AIM OF THE TASK:
Write out all of the entries exactly, please.

---*---

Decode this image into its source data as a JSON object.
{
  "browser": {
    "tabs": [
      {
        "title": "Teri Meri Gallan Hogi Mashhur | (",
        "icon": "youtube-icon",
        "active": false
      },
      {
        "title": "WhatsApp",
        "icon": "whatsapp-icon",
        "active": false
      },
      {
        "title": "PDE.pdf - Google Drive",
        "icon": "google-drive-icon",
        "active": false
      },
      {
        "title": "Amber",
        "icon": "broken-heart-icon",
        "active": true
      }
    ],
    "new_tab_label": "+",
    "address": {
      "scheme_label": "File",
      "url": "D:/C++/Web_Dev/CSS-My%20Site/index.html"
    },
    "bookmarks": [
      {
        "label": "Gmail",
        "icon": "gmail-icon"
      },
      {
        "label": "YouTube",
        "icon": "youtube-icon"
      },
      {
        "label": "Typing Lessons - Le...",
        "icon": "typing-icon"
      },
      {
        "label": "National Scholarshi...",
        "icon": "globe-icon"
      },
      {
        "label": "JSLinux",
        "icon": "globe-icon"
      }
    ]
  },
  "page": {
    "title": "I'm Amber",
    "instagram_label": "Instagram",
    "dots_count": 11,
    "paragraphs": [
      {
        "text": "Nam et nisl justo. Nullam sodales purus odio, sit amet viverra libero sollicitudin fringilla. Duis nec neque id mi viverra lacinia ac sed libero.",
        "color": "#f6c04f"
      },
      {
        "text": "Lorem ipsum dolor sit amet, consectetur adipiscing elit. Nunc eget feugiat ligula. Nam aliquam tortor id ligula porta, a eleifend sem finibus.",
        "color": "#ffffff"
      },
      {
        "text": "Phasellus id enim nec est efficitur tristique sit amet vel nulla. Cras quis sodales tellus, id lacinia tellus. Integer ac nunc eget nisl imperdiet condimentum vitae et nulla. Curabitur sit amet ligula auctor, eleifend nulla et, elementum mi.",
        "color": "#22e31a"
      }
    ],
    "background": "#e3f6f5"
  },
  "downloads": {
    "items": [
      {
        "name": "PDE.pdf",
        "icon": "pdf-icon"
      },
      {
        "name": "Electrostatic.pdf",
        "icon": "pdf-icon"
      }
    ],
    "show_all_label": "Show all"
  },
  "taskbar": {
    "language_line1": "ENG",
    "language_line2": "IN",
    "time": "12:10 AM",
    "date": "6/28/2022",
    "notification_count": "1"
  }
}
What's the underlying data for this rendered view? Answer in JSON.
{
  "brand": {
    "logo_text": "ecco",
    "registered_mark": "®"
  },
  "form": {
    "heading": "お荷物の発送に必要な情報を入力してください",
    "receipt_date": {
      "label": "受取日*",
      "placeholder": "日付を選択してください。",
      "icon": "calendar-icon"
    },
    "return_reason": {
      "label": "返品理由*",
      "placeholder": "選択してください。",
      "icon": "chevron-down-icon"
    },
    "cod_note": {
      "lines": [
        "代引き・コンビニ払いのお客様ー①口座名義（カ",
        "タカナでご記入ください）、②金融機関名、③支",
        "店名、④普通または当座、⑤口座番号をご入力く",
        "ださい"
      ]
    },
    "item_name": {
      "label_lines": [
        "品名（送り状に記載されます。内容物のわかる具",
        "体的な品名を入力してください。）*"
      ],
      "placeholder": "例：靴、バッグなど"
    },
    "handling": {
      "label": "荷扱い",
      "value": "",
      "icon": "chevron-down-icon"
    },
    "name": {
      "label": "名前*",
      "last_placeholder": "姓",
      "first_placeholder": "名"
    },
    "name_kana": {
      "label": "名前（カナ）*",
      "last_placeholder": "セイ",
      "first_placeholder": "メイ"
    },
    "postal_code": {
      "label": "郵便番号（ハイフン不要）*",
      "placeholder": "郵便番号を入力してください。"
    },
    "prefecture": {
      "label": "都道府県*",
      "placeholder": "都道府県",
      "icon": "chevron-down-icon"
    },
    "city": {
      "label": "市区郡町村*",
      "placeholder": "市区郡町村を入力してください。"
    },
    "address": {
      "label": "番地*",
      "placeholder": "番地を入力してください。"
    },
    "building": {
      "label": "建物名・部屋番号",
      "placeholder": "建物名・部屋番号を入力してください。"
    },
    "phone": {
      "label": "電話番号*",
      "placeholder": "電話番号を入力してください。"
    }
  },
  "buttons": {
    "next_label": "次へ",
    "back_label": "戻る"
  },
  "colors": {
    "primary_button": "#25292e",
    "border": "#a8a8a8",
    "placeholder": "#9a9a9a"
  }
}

---*---

EXERCISE RESULT:
Decode this image into its source data as a JSON object.
{
  "browser": {
    "tabs": [
      {
        "title": "Teri Meri Gallan Hogi Mashhur | (",
        "icon": "youtube-icon",
        "active": false
      },
      {
        "title": "WhatsApp",
        "icon": "whatsapp-icon",
        "active": false
      },
      {
        "title": "PDE.pdf - Google Drive",
        "icon": "google-drive-icon",
        "active": false
      },
      {
        "title": "Amber",
        "icon": "broken-heart-icon",
        "active": true
      }
    ],
    "new_tab_label": "+",
    "address": {
      "scheme_label": "File",
      "url": "D:/C++/Web_Dev/CSS-My%20Site/index.html"
    },
    "bookmarks": [
      {
        "label": "Gmail",
        "icon": "gmail-icon"
      },
      {
        "label": "YouTube",
        "icon": "youtube-icon"
      },
      {
        "label": "Typing Lessons - Le...",
        "icon": "typing-icon"
      },
      {
        "label": "National Scholarshi...",
        "icon": "globe-icon"
      },
      {
        "label": "JSLinux",
        "icon": "globe-icon"
      }
    ]
  },
  "page": {
    "title": "I'm Amber",
    "instagram_label": "Instagram",
    "dots_count": 11,
    "paragraphs": [
      {
        "text": "Nam et nisl justo. Nullam sodales purus odio, sit amet viverra libero sollicitudin fringilla. Duis nec neque id mi viverra lacinia ac sed libero.",
        "color": "#f6c04f"
      },
      {
        "text": "Lorem ipsum dolor sit amet, consectetur adipiscing elit. Nunc eget feugiat ligula. Nam aliquam tortor id ligula porta, a eleifend sem finibus.",
        "color": "#ffffff"
      },
      {
        "text": "Phasellus id enim nec est efficitur tristique sit amet vel nulla. Cras quis sodales tellus, id lacinia tellus. Integer ac nunc eget nisl imperdiet condimentum vitae et nulla. Curabitur sit amet ligula auctor, eleifend nulla et, elementum mi.",
        "color": "#22e31a"
      }
    ],
    "background": "#e3f6f5"
  },
  "downloads": {
    "items": [
      {
        "name": "PDE.pdf",
        "icon": "pdf-icon"
      },
      {
        "name": "Electrostatic.pdf",
        "icon": "pdf-icon"
      }
    ],
    "show_all_label": "Show all"
  },
  "taskbar": {
    "language_line1": "ENG",
    "language_line2": "IN",
    "time": "12:10 AM",
    "date": "6/28/2022",
    "notification_count": "1"
  }
}
What's the underlying data for this rendered view? Answer in JSON.
{
  "brand": {
    "logo_text": "ecco",
    "registered_mark": "®"
  },
  "form": {
    "heading": "お荷物の発送に必要な情報を入力してください",
    "receipt_date": {
      "label": "受取日*",
      "placeholder": "日付を選択してください。",
      "icon": "calendar-icon"
    },
    "return_reason": {
      "label": "返品理由*",
      "placeholder": "選択してください。",
      "icon": "chevron-down-icon"
    },
    "cod_note": {
      "lines": [
        "代引き・コンビニ払いのお客様ー①口座名義（カ",
        "タカナでご記入ください）、②金融機関名、③支",
        "店名、④普通または当座、⑤口座番号をご入力く",
        "ださい"
      ]
    },
    "item_name": {
      "label_lines": [
        "品名（送り状に記載されます。内容物のわかる具",
        "体的な品名を入力してください。）*"
      ],
      "placeholder": "例：靴、バッグなど"
    },
    "handling": {
      "label": "荷扱い",
      "value": "",
      "icon": "chevron-down-icon"
    },
    "name": {
      "label": "名前*",
      "last_placeholder": "姓",
      "first_placeholder": "名"
    },
    "name_kana": {
      "label": "名前（カナ）*",
      "last_placeholder": "セイ",
      "first_placeholder": "メイ"
    },
    "postal_code": {
      "label": "郵便番号（ハイフン不要）*",
      "placeholder": "郵便番号を入力してください。"
    },
    "prefecture": {
      "label": "都道府県*",
      "placeholder": "都道府県",
      "icon": "chevron-down-icon"
    },
    "city": {
      "label": "市区郡町村*",
      "placeholder": "市区郡町村を入力してください。"
    },
    "address": {
      "label": "番地*",
      "placeholder": "番地を入力してください。"
    },
    "building": {
      "label": "建物名・部屋番号",
      "placeholder": "建物名・部屋番号を入力してください。"
    },
    "phone": {
      "label": "電話番号*",
      "placeholder": "電話番号を入力してください。"
    }
  },
  "buttons": {
    "next_label": "次へ",
    "back_label": "戻る"
  },
  "colors": {
    "primary_button": "#25292e",
    "border": "#a8a8a8",
    "placeholder": "#9a9a9a"
  }
}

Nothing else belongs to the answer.